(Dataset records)
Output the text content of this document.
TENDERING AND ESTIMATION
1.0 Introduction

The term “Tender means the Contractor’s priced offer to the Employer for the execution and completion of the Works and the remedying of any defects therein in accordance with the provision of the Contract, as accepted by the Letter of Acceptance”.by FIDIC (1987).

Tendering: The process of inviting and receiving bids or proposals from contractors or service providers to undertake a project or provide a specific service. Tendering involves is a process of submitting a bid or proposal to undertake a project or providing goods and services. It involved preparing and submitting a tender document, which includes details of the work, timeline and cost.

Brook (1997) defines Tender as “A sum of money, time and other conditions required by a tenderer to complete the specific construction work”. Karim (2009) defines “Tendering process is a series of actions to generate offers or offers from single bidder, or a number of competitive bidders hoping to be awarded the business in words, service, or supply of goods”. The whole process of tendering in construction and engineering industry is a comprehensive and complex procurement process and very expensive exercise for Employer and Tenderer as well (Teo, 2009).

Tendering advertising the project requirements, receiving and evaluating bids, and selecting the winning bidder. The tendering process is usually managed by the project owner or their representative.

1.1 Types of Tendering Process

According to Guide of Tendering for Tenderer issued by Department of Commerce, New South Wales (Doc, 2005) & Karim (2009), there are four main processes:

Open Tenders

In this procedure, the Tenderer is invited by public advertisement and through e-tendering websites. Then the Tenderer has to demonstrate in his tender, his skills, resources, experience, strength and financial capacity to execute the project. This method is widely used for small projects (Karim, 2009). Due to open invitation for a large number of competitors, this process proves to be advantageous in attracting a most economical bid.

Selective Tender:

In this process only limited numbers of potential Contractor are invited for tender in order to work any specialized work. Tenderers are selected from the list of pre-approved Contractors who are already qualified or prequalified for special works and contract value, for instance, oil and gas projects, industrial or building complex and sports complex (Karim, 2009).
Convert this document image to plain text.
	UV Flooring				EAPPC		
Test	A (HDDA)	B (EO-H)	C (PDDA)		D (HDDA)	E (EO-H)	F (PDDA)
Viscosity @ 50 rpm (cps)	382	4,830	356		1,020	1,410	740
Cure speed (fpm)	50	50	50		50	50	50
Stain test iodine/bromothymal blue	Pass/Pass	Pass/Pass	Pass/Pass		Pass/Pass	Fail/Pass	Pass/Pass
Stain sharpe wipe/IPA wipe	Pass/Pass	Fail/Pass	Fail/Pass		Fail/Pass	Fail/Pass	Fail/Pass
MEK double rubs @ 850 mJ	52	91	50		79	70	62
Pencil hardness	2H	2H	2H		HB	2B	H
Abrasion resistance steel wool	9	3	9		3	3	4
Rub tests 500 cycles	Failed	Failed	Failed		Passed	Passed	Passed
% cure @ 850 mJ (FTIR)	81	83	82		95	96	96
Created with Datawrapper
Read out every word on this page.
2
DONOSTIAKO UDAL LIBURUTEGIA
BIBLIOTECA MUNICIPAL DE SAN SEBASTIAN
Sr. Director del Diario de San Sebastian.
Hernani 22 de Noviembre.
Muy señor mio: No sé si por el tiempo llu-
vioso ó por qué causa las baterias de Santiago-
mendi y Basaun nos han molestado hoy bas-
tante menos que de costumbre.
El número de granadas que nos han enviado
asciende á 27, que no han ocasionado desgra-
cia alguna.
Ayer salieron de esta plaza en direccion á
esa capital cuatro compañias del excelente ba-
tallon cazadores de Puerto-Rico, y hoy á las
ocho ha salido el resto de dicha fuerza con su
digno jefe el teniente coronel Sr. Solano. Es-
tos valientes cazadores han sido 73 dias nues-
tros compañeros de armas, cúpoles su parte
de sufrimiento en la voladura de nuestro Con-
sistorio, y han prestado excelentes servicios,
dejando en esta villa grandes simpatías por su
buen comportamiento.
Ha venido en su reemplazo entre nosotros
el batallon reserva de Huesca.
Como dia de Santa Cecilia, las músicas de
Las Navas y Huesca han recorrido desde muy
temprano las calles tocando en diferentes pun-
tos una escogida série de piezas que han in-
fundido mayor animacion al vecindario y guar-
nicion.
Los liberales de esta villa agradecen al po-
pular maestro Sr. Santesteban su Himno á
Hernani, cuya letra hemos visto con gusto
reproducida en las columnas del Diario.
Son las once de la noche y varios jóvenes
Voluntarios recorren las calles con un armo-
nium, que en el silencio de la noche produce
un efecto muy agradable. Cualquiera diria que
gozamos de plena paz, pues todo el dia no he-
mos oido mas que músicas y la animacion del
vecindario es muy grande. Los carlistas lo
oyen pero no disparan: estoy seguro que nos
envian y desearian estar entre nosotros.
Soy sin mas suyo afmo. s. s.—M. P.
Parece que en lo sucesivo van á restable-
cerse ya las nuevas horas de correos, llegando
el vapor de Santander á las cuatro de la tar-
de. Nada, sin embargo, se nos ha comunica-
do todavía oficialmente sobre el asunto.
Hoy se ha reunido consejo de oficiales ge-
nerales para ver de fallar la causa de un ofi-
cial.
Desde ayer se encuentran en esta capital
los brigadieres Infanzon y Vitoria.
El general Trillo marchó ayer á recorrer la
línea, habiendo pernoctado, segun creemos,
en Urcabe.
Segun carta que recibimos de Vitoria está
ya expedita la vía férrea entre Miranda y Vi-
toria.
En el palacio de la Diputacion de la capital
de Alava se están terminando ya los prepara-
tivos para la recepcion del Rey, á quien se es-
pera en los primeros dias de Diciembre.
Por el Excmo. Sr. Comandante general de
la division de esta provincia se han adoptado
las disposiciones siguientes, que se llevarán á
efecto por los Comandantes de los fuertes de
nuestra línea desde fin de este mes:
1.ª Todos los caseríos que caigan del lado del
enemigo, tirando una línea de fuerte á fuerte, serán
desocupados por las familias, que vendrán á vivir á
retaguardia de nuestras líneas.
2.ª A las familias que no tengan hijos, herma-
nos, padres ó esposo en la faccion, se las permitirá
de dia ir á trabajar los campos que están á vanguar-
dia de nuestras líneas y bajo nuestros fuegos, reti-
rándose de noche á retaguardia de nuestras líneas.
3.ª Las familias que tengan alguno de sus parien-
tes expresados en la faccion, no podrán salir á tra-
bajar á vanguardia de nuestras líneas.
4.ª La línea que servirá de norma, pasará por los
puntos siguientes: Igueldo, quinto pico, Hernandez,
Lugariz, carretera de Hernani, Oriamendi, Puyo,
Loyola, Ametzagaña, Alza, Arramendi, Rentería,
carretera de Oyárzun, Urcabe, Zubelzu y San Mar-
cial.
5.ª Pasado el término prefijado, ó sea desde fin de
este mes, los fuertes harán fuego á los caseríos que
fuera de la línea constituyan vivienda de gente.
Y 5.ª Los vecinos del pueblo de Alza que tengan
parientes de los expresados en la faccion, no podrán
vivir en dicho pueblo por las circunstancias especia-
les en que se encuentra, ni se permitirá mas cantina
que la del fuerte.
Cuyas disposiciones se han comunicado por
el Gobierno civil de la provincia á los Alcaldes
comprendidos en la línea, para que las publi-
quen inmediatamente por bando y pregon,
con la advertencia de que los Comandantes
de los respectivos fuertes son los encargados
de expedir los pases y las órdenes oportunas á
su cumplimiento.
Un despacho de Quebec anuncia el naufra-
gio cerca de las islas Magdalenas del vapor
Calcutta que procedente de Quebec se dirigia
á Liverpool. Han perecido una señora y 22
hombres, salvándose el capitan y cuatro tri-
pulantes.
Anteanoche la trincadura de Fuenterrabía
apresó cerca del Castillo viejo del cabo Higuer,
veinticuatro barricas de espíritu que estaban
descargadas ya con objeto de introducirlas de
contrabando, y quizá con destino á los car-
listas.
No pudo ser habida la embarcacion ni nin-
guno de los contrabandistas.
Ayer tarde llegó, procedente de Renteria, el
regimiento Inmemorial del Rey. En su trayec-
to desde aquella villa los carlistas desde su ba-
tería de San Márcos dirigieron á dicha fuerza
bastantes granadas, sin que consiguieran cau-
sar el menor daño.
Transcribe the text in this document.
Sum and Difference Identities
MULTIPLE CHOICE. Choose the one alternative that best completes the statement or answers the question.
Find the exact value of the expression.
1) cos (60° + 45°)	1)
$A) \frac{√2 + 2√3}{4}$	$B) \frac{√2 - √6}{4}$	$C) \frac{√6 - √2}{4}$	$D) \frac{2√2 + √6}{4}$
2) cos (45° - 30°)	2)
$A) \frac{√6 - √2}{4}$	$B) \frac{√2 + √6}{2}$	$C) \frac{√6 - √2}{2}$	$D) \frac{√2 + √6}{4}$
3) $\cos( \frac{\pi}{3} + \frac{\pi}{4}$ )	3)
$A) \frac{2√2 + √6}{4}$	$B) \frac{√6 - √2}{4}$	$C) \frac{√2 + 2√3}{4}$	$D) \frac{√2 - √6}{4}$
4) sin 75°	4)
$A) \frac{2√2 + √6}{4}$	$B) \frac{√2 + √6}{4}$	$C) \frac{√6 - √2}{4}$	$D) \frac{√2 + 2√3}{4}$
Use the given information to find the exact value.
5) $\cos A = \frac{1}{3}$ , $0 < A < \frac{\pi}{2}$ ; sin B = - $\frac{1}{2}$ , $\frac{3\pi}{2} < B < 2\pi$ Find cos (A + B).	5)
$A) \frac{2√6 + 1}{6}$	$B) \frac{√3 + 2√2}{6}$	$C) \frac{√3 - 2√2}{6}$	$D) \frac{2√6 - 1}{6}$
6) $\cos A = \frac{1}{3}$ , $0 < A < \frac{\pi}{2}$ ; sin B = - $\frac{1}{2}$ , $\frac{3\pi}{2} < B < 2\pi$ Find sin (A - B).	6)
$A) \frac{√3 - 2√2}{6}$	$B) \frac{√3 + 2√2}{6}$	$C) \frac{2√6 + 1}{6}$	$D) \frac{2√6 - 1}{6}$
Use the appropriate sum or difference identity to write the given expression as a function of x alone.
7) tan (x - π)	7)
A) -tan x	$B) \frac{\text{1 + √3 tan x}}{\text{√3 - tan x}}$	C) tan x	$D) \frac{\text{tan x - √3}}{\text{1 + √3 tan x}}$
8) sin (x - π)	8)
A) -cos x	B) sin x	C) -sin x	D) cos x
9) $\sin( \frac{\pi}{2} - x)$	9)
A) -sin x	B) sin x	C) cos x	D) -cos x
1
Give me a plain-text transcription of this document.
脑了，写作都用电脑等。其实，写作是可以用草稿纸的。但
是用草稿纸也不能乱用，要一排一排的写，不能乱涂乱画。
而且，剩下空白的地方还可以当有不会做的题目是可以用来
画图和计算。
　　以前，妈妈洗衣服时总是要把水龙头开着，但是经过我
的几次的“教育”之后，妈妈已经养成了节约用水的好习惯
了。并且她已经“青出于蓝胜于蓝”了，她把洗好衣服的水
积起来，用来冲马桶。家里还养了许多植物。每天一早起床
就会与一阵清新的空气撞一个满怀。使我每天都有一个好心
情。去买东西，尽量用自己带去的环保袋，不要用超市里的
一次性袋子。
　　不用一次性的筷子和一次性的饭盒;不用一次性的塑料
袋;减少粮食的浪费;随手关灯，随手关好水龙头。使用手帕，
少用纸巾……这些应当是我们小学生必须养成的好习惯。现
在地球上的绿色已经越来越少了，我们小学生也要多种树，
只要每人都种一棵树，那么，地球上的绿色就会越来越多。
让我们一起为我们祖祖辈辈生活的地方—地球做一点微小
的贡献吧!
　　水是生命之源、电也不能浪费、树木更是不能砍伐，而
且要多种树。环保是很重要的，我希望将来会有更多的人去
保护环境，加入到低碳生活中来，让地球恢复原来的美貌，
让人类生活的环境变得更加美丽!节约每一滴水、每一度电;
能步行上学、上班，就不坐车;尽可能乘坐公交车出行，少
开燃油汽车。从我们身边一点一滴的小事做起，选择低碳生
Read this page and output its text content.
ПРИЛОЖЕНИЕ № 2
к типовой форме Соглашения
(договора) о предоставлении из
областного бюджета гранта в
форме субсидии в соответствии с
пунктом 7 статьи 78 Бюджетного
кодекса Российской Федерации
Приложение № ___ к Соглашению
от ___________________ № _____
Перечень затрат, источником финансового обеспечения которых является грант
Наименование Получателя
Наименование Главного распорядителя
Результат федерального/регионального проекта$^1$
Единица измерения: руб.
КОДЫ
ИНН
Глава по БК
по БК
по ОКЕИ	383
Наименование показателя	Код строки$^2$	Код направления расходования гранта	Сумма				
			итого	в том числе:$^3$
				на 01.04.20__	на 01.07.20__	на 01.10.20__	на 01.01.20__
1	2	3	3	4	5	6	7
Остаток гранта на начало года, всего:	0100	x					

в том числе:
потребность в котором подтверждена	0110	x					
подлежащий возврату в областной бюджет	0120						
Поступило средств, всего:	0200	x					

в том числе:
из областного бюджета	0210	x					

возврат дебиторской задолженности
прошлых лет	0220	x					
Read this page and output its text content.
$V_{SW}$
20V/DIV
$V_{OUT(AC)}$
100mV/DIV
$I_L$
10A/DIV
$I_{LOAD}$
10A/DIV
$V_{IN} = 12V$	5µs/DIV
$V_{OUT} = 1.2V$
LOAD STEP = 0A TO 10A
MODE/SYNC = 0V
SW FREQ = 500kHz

### TASK TO COMPLETE
Write the number of lines containing the word "with" and nothing besides it.

### SOLUTION TO THIS EXERCISE
2